PROMPT: From the listing below, extract each line containing the string "природным".

══════════

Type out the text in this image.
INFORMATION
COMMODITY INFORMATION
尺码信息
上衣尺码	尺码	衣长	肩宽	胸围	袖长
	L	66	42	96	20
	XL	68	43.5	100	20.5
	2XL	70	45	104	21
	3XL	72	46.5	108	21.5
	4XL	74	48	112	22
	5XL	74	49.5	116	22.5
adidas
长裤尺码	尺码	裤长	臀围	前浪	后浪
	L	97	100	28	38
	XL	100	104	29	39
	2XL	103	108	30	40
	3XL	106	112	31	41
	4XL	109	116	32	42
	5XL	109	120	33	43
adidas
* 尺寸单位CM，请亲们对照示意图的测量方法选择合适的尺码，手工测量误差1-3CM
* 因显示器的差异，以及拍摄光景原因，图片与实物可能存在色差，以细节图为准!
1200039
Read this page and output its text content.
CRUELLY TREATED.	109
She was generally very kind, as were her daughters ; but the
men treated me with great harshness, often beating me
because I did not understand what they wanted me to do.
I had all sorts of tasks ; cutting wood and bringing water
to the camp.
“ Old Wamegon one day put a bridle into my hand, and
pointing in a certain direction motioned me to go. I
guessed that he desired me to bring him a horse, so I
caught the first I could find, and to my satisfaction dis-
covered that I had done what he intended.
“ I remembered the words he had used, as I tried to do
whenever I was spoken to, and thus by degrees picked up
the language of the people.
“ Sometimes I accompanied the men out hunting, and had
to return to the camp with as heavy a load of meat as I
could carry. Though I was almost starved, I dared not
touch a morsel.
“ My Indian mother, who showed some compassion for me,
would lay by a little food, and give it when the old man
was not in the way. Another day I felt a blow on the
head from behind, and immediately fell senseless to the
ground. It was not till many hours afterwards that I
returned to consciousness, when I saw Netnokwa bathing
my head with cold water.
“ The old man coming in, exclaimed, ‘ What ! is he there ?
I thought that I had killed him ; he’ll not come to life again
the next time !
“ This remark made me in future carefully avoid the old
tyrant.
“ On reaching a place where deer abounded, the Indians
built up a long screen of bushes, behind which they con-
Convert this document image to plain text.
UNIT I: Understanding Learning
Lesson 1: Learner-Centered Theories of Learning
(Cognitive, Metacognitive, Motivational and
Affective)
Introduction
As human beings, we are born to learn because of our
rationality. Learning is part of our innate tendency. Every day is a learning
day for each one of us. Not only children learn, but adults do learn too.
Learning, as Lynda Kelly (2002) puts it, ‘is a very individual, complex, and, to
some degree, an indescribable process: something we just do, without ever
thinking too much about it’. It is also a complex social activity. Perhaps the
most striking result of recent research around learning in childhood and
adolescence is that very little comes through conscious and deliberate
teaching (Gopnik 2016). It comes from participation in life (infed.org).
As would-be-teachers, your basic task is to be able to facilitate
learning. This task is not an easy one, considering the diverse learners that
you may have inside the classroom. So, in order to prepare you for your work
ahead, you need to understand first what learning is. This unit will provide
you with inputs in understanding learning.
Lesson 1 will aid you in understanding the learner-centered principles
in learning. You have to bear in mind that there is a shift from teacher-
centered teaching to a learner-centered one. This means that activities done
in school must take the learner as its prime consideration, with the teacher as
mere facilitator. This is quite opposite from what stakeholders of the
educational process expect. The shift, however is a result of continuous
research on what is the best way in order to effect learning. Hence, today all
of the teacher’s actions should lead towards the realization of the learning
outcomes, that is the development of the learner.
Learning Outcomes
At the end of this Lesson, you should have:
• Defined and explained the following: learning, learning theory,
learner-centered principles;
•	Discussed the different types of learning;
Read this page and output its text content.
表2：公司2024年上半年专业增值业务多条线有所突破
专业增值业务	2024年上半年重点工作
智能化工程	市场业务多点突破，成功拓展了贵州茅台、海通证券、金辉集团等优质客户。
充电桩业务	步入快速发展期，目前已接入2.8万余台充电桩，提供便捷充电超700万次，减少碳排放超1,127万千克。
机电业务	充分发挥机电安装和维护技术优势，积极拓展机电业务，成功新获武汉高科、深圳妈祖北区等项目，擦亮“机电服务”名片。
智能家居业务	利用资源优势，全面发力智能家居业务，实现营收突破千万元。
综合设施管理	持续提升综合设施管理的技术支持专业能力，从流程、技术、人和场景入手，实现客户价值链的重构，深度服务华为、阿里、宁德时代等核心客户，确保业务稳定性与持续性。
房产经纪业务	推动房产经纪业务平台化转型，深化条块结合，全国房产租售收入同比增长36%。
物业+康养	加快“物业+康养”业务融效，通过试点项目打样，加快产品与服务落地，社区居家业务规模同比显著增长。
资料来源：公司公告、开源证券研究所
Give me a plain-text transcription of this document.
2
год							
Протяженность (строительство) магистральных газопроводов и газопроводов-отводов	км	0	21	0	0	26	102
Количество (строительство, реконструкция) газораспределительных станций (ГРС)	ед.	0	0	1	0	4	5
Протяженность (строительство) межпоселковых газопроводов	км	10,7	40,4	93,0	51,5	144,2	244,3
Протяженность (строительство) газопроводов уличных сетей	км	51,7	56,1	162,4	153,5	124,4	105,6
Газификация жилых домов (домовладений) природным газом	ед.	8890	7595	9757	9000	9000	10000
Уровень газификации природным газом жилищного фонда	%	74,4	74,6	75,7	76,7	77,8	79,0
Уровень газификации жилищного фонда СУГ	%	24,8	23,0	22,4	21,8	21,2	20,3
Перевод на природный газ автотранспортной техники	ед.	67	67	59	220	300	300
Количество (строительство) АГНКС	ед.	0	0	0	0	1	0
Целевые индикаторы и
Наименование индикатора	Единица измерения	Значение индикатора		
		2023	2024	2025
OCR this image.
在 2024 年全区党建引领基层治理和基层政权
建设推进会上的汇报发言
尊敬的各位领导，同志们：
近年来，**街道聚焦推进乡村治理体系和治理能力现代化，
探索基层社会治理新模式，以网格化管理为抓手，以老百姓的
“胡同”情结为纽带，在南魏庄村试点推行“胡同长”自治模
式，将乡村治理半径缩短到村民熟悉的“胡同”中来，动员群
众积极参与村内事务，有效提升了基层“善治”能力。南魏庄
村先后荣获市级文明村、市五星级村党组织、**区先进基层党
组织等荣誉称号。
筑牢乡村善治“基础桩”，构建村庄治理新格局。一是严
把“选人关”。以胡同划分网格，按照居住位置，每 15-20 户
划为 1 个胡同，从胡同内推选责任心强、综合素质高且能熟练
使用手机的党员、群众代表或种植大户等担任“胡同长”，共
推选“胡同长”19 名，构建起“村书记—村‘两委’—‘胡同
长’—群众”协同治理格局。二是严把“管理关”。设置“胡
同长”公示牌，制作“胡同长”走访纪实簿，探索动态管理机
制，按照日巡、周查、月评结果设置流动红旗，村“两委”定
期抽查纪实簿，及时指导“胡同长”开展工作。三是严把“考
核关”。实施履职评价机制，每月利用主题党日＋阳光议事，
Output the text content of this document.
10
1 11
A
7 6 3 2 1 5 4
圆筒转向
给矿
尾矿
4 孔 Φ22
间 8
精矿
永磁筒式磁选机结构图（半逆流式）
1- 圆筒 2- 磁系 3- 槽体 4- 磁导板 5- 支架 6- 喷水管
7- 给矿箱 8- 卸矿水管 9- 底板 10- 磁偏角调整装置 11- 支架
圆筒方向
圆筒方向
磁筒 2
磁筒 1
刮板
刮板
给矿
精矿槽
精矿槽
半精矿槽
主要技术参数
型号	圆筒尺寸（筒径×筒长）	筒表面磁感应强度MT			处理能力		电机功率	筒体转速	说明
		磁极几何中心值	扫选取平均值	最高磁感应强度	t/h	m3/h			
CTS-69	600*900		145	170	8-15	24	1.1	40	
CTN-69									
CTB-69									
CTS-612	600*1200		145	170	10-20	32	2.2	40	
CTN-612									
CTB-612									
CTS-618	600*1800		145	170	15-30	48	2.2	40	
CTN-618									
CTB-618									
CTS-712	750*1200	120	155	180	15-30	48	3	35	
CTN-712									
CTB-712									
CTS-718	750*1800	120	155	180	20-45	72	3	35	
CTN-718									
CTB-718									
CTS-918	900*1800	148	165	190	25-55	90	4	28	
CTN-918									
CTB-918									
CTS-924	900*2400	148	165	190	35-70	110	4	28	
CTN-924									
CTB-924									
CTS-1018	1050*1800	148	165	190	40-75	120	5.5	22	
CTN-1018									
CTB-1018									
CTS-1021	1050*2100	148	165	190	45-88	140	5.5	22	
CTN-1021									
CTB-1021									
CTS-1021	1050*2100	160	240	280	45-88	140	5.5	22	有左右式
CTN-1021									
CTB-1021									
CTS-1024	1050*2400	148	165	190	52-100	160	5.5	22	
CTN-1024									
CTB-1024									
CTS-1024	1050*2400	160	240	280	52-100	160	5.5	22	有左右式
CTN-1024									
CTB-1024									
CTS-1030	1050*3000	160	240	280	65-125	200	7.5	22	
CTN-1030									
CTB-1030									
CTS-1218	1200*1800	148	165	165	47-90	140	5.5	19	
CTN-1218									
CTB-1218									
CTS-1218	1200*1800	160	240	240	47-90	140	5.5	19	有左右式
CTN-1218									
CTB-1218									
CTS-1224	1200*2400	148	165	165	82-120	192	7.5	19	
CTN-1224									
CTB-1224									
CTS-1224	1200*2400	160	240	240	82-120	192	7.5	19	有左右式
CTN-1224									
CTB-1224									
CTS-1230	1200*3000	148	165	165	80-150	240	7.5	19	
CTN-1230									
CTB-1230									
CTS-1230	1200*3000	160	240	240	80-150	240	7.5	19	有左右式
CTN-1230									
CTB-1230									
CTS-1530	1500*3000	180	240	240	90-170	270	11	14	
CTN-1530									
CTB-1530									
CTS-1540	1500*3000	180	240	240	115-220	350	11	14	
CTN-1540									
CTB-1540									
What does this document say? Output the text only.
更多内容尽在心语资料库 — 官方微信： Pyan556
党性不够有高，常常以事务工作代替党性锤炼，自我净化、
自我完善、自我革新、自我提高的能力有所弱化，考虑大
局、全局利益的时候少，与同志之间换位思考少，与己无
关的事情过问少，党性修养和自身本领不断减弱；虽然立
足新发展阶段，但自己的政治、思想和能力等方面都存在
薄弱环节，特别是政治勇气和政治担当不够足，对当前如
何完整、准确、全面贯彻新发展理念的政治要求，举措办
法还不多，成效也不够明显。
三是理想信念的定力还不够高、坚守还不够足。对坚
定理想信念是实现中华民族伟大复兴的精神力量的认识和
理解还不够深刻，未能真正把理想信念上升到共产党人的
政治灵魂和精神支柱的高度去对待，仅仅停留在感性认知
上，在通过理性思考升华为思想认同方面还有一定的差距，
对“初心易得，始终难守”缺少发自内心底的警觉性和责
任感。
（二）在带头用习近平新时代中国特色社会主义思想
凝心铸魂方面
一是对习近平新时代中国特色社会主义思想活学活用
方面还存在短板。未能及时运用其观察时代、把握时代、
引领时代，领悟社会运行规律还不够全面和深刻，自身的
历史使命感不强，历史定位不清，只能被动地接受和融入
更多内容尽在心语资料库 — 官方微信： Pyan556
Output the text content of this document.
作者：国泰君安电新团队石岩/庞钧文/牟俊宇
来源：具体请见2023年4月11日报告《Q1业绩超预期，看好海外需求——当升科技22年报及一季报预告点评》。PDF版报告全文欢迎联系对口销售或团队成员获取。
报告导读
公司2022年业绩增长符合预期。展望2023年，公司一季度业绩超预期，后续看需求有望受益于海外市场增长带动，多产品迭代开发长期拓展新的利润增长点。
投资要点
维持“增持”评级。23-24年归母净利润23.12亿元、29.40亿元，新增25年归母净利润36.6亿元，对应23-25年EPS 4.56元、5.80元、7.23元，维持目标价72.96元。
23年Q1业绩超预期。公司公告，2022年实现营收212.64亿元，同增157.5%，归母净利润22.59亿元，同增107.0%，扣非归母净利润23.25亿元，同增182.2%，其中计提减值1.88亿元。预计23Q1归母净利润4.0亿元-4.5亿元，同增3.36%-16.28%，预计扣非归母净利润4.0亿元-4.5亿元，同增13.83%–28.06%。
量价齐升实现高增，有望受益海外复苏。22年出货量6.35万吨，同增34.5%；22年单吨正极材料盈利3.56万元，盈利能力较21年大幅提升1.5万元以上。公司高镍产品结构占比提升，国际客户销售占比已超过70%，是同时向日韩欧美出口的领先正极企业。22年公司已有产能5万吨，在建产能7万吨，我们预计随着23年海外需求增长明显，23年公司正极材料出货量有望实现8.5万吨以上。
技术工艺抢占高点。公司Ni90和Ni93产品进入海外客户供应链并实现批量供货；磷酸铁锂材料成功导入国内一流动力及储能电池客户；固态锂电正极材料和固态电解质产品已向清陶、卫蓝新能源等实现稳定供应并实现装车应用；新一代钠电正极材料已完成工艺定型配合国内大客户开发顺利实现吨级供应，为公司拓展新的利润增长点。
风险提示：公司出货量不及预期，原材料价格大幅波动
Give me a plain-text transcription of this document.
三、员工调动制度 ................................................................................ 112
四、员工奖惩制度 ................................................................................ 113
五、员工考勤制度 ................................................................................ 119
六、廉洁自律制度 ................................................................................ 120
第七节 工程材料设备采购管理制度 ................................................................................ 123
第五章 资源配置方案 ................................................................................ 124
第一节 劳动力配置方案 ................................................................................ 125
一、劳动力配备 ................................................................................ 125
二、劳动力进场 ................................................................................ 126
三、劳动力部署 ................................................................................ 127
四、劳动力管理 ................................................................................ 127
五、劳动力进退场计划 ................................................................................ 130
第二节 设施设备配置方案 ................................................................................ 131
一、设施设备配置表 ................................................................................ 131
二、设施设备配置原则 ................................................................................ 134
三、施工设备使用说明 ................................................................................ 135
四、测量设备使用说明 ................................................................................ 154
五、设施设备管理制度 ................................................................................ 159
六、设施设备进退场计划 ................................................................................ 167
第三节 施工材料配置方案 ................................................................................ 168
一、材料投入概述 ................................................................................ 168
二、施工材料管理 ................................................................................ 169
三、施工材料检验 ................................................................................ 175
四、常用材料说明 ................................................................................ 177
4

══════════

RESULT OF THIS EXERCISE:
Газификация жилых домов (домовладений) природным газом	ед.	8890	7595	9757	9000	9000	10000
Уровень газификации природным газом жилищного фонда	%	74,4	74,6	75,7	76,7	77,8	79,0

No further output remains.